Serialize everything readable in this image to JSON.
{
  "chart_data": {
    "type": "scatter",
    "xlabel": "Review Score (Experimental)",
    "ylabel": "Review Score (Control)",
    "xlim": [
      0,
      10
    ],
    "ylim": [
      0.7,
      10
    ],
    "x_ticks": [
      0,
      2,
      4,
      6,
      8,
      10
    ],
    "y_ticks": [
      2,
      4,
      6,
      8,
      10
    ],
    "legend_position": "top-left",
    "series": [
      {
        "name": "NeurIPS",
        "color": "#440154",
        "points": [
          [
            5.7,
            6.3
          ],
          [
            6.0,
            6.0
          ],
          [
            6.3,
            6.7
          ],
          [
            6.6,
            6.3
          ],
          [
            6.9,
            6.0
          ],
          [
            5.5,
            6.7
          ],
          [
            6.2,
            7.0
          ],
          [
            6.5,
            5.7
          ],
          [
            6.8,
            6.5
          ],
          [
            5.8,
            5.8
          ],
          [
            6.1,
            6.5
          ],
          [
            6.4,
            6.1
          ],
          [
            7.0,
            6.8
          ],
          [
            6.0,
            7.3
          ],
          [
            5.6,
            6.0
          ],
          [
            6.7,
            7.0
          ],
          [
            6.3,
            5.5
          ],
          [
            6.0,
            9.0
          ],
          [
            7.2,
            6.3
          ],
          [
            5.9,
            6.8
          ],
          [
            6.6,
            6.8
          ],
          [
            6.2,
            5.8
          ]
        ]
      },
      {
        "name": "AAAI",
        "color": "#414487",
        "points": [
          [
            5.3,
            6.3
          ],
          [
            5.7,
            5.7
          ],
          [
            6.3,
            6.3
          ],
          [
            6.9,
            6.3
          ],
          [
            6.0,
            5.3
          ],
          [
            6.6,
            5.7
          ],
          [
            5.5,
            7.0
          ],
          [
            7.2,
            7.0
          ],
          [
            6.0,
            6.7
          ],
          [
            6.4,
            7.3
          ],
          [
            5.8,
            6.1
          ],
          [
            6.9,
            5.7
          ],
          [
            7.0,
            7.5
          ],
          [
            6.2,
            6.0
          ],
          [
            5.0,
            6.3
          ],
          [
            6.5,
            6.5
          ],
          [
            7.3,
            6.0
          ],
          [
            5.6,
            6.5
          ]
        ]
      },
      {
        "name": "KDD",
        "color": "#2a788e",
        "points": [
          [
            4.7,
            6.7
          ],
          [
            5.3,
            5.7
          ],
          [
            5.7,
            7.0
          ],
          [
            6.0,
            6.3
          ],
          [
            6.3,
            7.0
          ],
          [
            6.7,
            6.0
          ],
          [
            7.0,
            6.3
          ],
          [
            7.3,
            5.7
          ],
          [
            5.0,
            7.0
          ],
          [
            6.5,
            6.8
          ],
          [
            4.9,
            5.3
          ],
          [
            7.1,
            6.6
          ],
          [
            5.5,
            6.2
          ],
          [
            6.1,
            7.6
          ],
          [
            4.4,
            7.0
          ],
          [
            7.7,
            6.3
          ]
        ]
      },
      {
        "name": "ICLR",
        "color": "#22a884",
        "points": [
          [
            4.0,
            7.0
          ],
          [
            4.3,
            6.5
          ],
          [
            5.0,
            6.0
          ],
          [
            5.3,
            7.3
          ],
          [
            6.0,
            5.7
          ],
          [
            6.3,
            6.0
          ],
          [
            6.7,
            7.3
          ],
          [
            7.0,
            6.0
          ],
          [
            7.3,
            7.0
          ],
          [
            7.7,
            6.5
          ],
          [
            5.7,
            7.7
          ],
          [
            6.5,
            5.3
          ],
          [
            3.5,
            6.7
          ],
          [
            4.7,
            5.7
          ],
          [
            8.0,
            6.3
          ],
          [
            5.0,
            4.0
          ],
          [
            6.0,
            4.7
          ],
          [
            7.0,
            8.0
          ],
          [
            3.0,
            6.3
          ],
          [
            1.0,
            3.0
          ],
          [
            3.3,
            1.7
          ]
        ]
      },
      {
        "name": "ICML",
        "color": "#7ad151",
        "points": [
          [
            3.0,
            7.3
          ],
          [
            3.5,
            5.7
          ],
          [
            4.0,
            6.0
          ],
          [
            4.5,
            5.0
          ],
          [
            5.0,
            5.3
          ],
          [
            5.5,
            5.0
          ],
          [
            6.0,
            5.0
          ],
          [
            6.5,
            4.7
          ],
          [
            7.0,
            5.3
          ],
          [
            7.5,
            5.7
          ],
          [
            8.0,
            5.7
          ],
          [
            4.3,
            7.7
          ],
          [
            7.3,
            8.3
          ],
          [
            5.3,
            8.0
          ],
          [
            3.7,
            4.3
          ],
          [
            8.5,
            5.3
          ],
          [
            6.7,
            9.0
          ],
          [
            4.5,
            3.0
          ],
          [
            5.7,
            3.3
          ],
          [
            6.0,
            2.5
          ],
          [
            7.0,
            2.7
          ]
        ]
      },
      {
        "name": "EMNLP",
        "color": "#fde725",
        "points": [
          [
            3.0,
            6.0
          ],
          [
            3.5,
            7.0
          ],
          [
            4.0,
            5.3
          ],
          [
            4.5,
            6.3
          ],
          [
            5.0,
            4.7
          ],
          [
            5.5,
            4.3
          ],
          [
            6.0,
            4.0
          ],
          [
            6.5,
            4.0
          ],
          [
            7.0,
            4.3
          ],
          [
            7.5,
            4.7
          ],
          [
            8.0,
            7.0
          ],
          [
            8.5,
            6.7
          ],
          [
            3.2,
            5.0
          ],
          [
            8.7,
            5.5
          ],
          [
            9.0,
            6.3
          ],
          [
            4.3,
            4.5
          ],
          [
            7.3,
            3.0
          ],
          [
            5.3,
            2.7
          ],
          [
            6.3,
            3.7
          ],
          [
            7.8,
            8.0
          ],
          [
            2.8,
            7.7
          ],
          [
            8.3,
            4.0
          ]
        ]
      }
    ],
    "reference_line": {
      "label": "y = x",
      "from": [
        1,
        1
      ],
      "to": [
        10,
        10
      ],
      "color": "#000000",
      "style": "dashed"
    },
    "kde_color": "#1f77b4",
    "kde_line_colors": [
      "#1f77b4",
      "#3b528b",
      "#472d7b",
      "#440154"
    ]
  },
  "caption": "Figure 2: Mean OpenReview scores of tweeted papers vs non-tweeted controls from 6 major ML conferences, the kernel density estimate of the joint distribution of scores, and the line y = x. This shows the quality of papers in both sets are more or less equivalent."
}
--
(AIM):
Quote the entire listing above exactly.

(TASK SOLUTION):
Serialize everything readable in this image to JSON.
{
  "chart_data": {
    "type": "scatter",
    "xlabel": "Review Score (Experimental)",
    "ylabel": "Review Score (Control)",
    "xlim": [
      0,
      10
    ],
    "ylim": [
      0.7,
      10
    ],
    "x_ticks": [
      0,
      2,
      4,
      6,
      8,
      10
    ],
    "y_ticks": [
      2,
      4,
      6,
      8,
      10
    ],
    "legend_position": "top-left",
    "series": [
      {
        "name": "NeurIPS",
        "color": "#440154",
        "points": [
          [
            5.7,
            6.3
          ],
          [
            6.0,
            6.0
          ],
          [
            6.3,
            6.7
          ],
          [
            6.6,
            6.3
          ],
          [
            6.9,
            6.0
          ],
          [
            5.5,
            6.7
          ],
          [
            6.2,
            7.0
          ],
          [
            6.5,
            5.7
          ],
          [
            6.8,
            6.5
          ],
          [
            5.8,
            5.8
          ],
          [
            6.1,
            6.5
          ],
          [
            6.4,
            6.1
          ],
          [
            7.0,
            6.8
          ],
          [
            6.0,
            7.3
          ],
          [
            5.6,
            6.0
          ],
          [
            6.7,
            7.0
          ],
          [
            6.3,
            5.5
          ],
          [
            6.0,
            9.0
          ],
          [
            7.2,
            6.3
          ],
          [
            5.9,
            6.8
          ],
          [
            6.6,
            6.8
          ],
          [
            6.2,
            5.8
          ]
        ]
      },
      {
        "name": "AAAI",
        "color": "#414487",
        "points": [
          [
            5.3,
            6.3
          ],
          [
            5.7,
            5.7
          ],
          [
            6.3,
            6.3
          ],
          [
            6.9,
            6.3
          ],
          [
            6.0,
            5.3
          ],
          [
            6.6,
            5.7
          ],
          [
            5.5,
            7.0
          ],
          [
            7.2,
            7.0
          ],
          [
            6.0,
            6.7
          ],
          [
            6.4,
            7.3
          ],
          [
            5.8,
            6.1
          ],
          [
            6.9,
            5.7
          ],
          [
            7.0,
            7.5
          ],
          [
            6.2,
            6.0
          ],
          [
            5.0,
            6.3
          ],
          [
            6.5,
            6.5
          ],
          [
            7.3,
            6.0
          ],
          [
            5.6,
            6.5
          ]
        ]
      },
      {
        "name": "KDD",
        "color": "#2a788e",
        "points": [
          [
            4.7,
            6.7
          ],
          [
            5.3,
            5.7
          ],
          [
            5.7,
            7.0
          ],
          [
            6.0,
            6.3
          ],
          [
            6.3,
            7.0
          ],
          [
            6.7,
            6.0
          ],
          [
            7.0,
            6.3
          ],
          [
            7.3,
            5.7
          ],
          [
            5.0,
            7.0
          ],
          [
            6.5,
            6.8
          ],
          [
            4.9,
            5.3
          ],
          [
            7.1,
            6.6
          ],
          [
            5.5,
            6.2
          ],
          [
            6.1,
            7.6
          ],
          [
            4.4,
            7.0
          ],
          [
            7.7,
            6.3
          ]
        ]
      },
      {
        "name": "ICLR",
        "color": "#22a884",
        "points": [
          [
            4.0,
            7.0
          ],
          [
            4.3,
            6.5
          ],
          [
            5.0,
            6.0
          ],
          [
            5.3,
            7.3
          ],
          [
            6.0,
            5.7
          ],
          [
            6.3,
            6.0
          ],
          [
            6.7,
            7.3
          ],
          [
            7.0,
            6.0
          ],
          [
            7.3,
            7.0
          ],
          [
            7.7,
            6.5
          ],
          [
            5.7,
            7.7
          ],
          [
            6.5,
            5.3
          ],
          [
            3.5,
            6.7
          ],
          [
            4.7,
            5.7
          ],
          [
            8.0,
            6.3
          ],
          [
            5.0,
            4.0
          ],
          [
            6.0,
            4.7
          ],
          [
            7.0,
            8.0
          ],
          [
            3.0,
            6.3
          ],
          [
            1.0,
            3.0
          ],
          [
            3.3,
            1.7
          ]
        ]
      },
      {
        "name": "ICML",
        "color": "#7ad151",
        "points": [
          [
            3.0,
            7.3
          ],
          [
            3.5,
            5.7
          ],
          [
            4.0,
            6.0
          ],
          [
            4.5,
            5.0
          ],
          [
            5.0,
            5.3
          ],
          [
            5.5,
            5.0
          ],
          [
            6.0,
            5.0
          ],
          [
            6.5,
            4.7
          ],
          [
            7.0,
            5.3
          ],
          [
            7.5,
            5.7
          ],
          [
            8.0,
            5.7
          ],
          [
            4.3,
            7.7
          ],
          [
            7.3,
            8.3
          ],
          [
            5.3,
            8.0
          ],
          [
            3.7,
            4.3
          ],
          [
            8.5,
            5.3
          ],
          [
            6.7,
            9.0
          ],
          [
            4.5,
            3.0
          ],
          [
            5.7,
            3.3
          ],
          [
            6.0,
            2.5
          ],
          [
            7.0,
            2.7
          ]
        ]
      },
      {
        "name": "EMNLP",
        "color": "#fde725",
        "points": [
          [
            3.0,
            6.0
          ],
          [
            3.5,
            7.0
          ],
          [
            4.0,
            5.3
          ],
          [
            4.5,
            6.3
          ],
          [
            5.0,
            4.7
          ],
          [
            5.5,
            4.3
          ],
          [
            6.0,
            4.0
          ],
          [
            6.5,
            4.0
          ],
          [
            7.0,
            4.3
          ],
          [
            7.5,
            4.7
          ],
          [
            8.0,
            7.0
          ],
          [
            8.5,
            6.7
          ],
          [
            3.2,
            5.0
          ],
          [
            8.7,
            5.5
          ],
          [
            9.0,
            6.3
          ],
          [
            4.3,
            4.5
          ],
          [
            7.3,
            3.0
          ],
          [
            5.3,
            2.7
          ],
          [
            6.3,
            3.7
          ],
          [
            7.8,
            8.0
          ],
          [
            2.8,
            7.7
          ],
          [
            8.3,
            4.0
          ]
        ]
      }
    ],
    "reference_line": {
      "label": "y = x",
      "from": [
        1,
        1
      ],
      "to": [
        10,
        10
      ],
      "color": "#000000",
      "style": "dashed"
    },
    "kde_color": "#1f77b4",
    "kde_line_colors": [
      "#1f77b4",
      "#3b528b",
      "#472d7b",
      "#440154"
    ]
  },
  "caption": "Figure 2: Mean OpenReview scores of tweeted papers vs non-tweeted controls from 6 major ML conferences, the kernel density estimate of the joint distribution of scores, and the line y = x. This shows the quality of papers in both sets are more or less equivalent."
}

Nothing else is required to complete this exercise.